▸ **TASK TO COMPLETE**: From the news report below about a former Chicago city engineer's lawsuit, list every defendant he sued.

CHICAGO (CN) – A former city engineer claims in court that he lost his job after the Chicago Sun-Times defamed him in a story that the Tribune got right.
Mohammed Rashed sued Sun-Times Media and Sun-Times reporters Frank Main and Fran Spielman, in Cook County Court.
The claims the newspaper falsely reported on July 20 that he had been charged with defrauding Medicare of $1.5 million, and that numerous online readers posted comments that made him fear for his life.
According to his complaint, Rashed worked for Chicago for 18 years, ending up as chief engineer of electrical operations for the Department of Transportation.
“Prior to July 20, 2011, Rashed had become a passive investor in a company called House Call Physicians,” the complaint states. “Rashed was not involved in the day-to-day activities of the business, and had no training or experience in the health care industry.”
Then, he says, “On July 20, 2011, the Sun-Times published an online article written by defendants Main and Spielman which bore the headline ‘Chicago City official arrested and charged with Medicare fraud scheme. …
“The article included a picture of Rashed, next to which appeared the following text: ‘Two owners of a Palos Hills home health care business and a suspended podiatrist were hit Wednesday with federal Medicare fraud charges that accuse them of having illegally taken more than $1.5 million in fraudulent Medicare payments. One of the owners of the business, House Call Physicians, is Mohammed Khamis Rashed.'”

▸ **EXTRACTED DATA**:
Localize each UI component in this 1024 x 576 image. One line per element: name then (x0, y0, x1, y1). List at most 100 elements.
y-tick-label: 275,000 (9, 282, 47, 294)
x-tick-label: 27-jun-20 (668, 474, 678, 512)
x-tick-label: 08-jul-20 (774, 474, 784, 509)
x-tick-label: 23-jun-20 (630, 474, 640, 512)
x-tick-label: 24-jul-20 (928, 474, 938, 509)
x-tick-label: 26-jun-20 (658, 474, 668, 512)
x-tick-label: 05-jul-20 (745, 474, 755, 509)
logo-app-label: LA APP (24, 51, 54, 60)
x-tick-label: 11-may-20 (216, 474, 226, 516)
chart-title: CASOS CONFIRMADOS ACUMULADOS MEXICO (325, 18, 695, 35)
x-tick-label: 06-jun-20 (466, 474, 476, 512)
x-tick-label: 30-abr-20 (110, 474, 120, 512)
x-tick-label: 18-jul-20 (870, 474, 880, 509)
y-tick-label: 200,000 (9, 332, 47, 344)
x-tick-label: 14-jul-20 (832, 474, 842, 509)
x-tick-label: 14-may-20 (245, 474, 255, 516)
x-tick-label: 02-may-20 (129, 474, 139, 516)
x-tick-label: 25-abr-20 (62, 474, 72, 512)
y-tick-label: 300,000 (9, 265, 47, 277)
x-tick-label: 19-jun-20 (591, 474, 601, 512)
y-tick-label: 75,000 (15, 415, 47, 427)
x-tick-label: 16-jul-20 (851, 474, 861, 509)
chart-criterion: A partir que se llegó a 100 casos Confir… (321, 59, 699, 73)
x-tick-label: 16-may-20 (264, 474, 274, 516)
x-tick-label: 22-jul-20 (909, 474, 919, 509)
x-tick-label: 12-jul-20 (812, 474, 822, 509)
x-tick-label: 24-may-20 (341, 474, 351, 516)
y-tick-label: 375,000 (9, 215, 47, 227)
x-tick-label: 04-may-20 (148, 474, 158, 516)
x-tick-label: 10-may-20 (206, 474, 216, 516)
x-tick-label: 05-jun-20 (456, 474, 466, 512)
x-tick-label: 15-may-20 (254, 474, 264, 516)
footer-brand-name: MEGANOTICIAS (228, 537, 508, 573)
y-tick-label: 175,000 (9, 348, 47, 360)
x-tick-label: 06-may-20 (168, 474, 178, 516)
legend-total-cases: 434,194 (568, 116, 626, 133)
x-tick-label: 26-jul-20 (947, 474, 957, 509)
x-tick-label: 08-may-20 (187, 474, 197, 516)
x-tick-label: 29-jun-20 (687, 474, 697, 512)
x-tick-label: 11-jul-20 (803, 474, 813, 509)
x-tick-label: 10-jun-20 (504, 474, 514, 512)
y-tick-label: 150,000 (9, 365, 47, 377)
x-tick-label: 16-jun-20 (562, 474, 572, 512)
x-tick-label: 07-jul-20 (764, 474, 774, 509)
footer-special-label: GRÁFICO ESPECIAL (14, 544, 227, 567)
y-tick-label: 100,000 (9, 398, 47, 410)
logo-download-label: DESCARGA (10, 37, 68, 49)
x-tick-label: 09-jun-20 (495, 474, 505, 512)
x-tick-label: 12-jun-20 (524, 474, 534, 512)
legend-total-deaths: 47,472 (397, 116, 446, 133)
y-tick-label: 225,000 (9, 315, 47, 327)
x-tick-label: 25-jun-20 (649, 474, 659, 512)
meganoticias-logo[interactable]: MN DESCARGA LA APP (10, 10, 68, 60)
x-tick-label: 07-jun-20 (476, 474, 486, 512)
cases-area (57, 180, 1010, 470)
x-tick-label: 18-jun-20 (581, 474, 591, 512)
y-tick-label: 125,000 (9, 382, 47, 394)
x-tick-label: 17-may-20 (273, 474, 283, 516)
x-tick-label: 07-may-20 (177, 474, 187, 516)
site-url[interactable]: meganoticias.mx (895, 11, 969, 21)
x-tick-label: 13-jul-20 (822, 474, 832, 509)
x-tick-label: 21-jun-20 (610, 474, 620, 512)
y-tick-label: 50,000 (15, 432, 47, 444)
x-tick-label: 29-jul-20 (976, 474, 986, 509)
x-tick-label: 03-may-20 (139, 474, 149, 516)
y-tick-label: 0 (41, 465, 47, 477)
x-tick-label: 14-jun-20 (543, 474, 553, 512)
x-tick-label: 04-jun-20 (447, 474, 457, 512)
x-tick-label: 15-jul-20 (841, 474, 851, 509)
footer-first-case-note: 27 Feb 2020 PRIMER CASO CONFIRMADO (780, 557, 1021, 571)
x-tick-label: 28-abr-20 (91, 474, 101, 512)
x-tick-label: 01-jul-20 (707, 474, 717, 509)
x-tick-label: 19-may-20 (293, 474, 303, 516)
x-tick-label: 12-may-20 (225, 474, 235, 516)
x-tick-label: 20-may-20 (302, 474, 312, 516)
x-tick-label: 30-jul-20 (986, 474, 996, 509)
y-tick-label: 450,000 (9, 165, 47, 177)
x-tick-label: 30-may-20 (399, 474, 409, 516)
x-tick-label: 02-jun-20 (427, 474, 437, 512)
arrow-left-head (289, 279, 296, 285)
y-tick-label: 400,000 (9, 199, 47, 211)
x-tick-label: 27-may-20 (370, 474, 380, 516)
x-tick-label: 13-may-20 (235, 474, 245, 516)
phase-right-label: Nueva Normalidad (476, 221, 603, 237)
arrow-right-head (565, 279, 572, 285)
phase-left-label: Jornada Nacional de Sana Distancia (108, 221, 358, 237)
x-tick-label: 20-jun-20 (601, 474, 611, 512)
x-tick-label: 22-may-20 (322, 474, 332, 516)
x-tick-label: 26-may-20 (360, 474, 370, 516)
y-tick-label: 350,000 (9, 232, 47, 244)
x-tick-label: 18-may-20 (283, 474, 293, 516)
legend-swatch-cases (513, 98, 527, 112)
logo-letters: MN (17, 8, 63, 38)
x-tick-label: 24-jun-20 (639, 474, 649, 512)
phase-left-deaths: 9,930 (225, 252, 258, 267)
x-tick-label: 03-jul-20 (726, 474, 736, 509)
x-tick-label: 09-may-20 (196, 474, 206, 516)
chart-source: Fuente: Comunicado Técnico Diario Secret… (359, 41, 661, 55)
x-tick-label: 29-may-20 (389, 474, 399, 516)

▸ **RESPONSE AREA**: Sun-Times Media, Frank Main, Fran Spielman